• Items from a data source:

# # # #

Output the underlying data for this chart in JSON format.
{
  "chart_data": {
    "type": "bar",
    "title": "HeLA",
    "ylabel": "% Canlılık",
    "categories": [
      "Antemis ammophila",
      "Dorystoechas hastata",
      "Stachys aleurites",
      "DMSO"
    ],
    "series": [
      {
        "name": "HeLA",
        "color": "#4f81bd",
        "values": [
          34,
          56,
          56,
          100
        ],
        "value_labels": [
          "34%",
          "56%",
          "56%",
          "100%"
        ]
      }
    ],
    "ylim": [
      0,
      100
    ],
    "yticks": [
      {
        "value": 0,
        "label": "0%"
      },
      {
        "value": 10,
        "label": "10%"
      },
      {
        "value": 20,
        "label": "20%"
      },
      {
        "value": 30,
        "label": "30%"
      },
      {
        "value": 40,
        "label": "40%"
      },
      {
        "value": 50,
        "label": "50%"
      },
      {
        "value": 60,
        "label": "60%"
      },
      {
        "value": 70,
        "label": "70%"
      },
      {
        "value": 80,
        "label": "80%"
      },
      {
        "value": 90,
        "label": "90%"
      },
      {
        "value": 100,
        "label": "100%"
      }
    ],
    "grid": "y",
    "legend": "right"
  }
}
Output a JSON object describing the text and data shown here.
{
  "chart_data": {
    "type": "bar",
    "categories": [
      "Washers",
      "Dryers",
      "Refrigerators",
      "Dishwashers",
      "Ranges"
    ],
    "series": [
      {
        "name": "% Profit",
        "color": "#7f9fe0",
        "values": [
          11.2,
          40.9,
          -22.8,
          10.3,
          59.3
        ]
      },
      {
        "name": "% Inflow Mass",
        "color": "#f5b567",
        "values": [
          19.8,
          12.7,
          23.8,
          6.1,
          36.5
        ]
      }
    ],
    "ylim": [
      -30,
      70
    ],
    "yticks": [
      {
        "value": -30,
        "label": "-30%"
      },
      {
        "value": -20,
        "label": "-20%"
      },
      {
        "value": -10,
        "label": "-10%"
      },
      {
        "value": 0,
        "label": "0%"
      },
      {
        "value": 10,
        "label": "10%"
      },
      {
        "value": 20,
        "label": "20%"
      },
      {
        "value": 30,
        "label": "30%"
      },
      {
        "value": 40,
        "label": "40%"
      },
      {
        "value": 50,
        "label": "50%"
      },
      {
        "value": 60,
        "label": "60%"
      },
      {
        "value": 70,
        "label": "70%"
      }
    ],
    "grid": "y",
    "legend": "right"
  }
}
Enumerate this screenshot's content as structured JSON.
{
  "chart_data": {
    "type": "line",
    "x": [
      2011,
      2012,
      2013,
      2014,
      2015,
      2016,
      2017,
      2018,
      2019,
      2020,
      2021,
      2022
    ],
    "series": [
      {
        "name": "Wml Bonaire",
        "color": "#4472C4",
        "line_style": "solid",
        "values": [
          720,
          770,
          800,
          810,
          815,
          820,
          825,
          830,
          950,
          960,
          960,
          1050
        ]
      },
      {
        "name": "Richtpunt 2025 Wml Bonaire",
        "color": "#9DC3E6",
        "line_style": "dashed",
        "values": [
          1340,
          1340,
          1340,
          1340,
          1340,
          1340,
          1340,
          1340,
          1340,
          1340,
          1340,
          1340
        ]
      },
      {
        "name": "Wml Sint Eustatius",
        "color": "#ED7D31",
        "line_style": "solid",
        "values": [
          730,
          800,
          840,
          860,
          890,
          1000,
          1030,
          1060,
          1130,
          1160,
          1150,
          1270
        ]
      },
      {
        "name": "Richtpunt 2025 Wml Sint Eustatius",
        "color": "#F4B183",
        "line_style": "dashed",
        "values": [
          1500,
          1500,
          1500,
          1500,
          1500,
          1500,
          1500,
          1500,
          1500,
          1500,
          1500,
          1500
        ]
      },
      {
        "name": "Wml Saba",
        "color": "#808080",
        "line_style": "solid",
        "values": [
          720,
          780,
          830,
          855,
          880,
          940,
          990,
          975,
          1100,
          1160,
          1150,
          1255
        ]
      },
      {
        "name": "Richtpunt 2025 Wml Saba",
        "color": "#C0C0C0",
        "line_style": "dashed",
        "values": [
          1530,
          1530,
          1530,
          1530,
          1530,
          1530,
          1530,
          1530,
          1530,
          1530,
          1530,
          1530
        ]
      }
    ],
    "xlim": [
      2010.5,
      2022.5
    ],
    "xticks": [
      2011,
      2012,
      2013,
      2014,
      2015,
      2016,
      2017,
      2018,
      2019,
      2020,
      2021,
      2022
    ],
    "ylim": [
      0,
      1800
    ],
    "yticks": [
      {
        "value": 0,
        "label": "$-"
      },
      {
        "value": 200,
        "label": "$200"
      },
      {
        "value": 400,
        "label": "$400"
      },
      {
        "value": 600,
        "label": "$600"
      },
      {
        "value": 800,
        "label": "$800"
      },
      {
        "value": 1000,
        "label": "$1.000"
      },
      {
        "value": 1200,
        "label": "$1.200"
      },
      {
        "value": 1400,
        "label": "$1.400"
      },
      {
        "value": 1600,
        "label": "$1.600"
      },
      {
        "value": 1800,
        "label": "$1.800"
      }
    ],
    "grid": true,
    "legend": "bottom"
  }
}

# # # #

Set down all of the records shown above once more, exactly.

Output the underlying data for this chart in JSON format.
{
  "chart_data": {
    "type": "bar",
    "title": "HeLA",
    "ylabel": "% Canlılık",
    "categories": [
      "Antemis ammophila",
      "Dorystoechas hastata",
      "Stachys aleurites",
      "DMSO"
    ],
    "series": [
      {
        "name": "HeLA",
        "color": "#4f81bd",
        "values": [
          34,
          56,
          56,
          100
        ],
        "value_labels": [
          "34%",
          "56%",
          "56%",
          "100%"
        ]
      }
    ],
    "ylim": [
      0,
      100
    ],
    "yticks": [
      {
        "value": 0,
        "label": "0%"
      },
      {
        "value": 10,
        "label": "10%"
      },
      {
        "value": 20,
        "label": "20%"
      },
      {
        "value": 30,
        "label": "30%"
      },
      {
        "value": 40,
        "label": "40%"
      },
      {
        "value": 50,
        "label": "50%"
      },
      {
        "value": 60,
        "label": "60%"
      },
      {
        "value": 70,
        "label": "70%"
      },
      {
        "value": 80,
        "label": "80%"
      },
      {
        "value": 90,
        "label": "90%"
      },
      {
        "value": 100,
        "label": "100%"
      }
    ],
    "grid": "y",
    "legend": "right"
  }
}
Output a JSON object describing the text and data shown here.
{
  "chart_data": {
    "type": "bar",
    "categories": [
      "Washers",
      "Dryers",
      "Refrigerators",
      "Dishwashers",
      "Ranges"
    ],
    "series": [
      {
        "name": "% Profit",
        "color": "#7f9fe0",
        "values": [
          11.2,
          40.9,
          -22.8,
          10.3,
          59.3
        ]
      },
      {
        "name": "% Inflow Mass",
        "color": "#f5b567",
        "values": [
          19.8,
          12.7,
          23.8,
          6.1,
          36.5
        ]
      }
    ],
    "ylim": [
      -30,
      70
    ],
    "yticks": [
      {
        "value": -30,
        "label": "-30%"
      },
      {
        "value": -20,
        "label": "-20%"
      },
      {
        "value": -10,
        "label": "-10%"
      },
      {
        "value": 0,
        "label": "0%"
      },
      {
        "value": 10,
        "label": "10%"
      },
      {
        "value": 20,
        "label": "20%"
      },
      {
        "value": 30,
        "label": "30%"
      },
      {
        "value": 40,
        "label": "40%"
      },
      {
        "value": 50,
        "label": "50%"
      },
      {
        "value": 60,
        "label": "60%"
      },
      {
        "value": 70,
        "label": "70%"
      }
    ],
    "grid": "y",
    "legend": "right"
  }
}
Enumerate this screenshot's content as structured JSON.
{
  "chart_data": {
    "type": "line",
    "x": [
      2011,
      2012,
      2013,
      2014,
      2015,
      2016,
      2017,
      2018,
      2019,
      2020,
      2021,
      2022
    ],
    "series": [
      {
        "name": "Wml Bonaire",
        "color": "#4472C4",
        "line_style": "solid",
        "values": [
          720,
          770,
          800,
          810,
          815,
          820,
          825,
          830,
          950,
          960,
          960,
          1050
        ]
      },
      {
        "name": "Richtpunt 2025 Wml Bonaire",
        "color": "#9DC3E6",
        "line_style": "dashed",
        "values": [
          1340,
          1340,
          1340,
          1340,
          1340,
          1340,
          1340,
          1340,
          1340,
          1340,
          1340,
          1340
        ]
      },
      {
        "name": "Wml Sint Eustatius",
        "color": "#ED7D31",
        "line_style": "solid",
        "values": [
          730,
          800,
          840,
          860,
          890,
          1000,
          1030,
          1060,
          1130,
          1160,
          1150,
          1270
        ]
      },
      {
        "name": "Richtpunt 2025 Wml Sint Eustatius",
        "color": "#F4B183",
        "line_style": "dashed",
        "values": [
          1500,
          1500,
          1500,
          1500,
          1500,
          1500,
          1500,
          1500,
          1500,
          1500,
          1500,
          1500
        ]
      },
      {
        "name": "Wml Saba",
        "color": "#808080",
        "line_style": "solid",
        "values": [
          720,
          780,
          830,
          855,
          880,
          940,
          990,
          975,
          1100,
          1160,
          1150,
          1255
        ]
      },
      {
        "name": "Richtpunt 2025 Wml Saba",
        "color": "#C0C0C0",
        "line_style": "dashed",
        "values": [
          1530,
          1530,
          1530,
          1530,
          1530,
          1530,
          1530,
          1530,
          1530,
          1530,
          1530,
          1530
        ]
      }
    ],
    "xlim": [
      2010.5,
      2022.5
    ],
    "xticks": [
      2011,
      2012,
      2013,
      2014,
      2015,
      2016,
      2017,
      2018,
      2019,
      2020,
      2021,
      2022
    ],
    "ylim": [
      0,
      1800
    ],
    "yticks": [
      {
        "value": 0,
        "label": "$-"
      },
      {
        "value": 200,
        "label": "$200"
      },
      {
        "value": 400,
        "label": "$400"
      },
      {
        "value": 600,
        "label": "$600"
      },
      {
        "value": 800,
        "label": "$800"
      },
      {
        "value": 1000,
        "label": "$1.000"
      },
      {
        "value": 1200,
        "label": "$1.200"
      },
      {
        "value": 1400,
        "label": "$1.400"
      },
      {
        "value": 1600,
        "label": "$1.600"
      },
      {
        "value": 1800,
        "label": "$1.800"
      }
    ],
    "grid": true,
    "legend": "bottom"
  }
}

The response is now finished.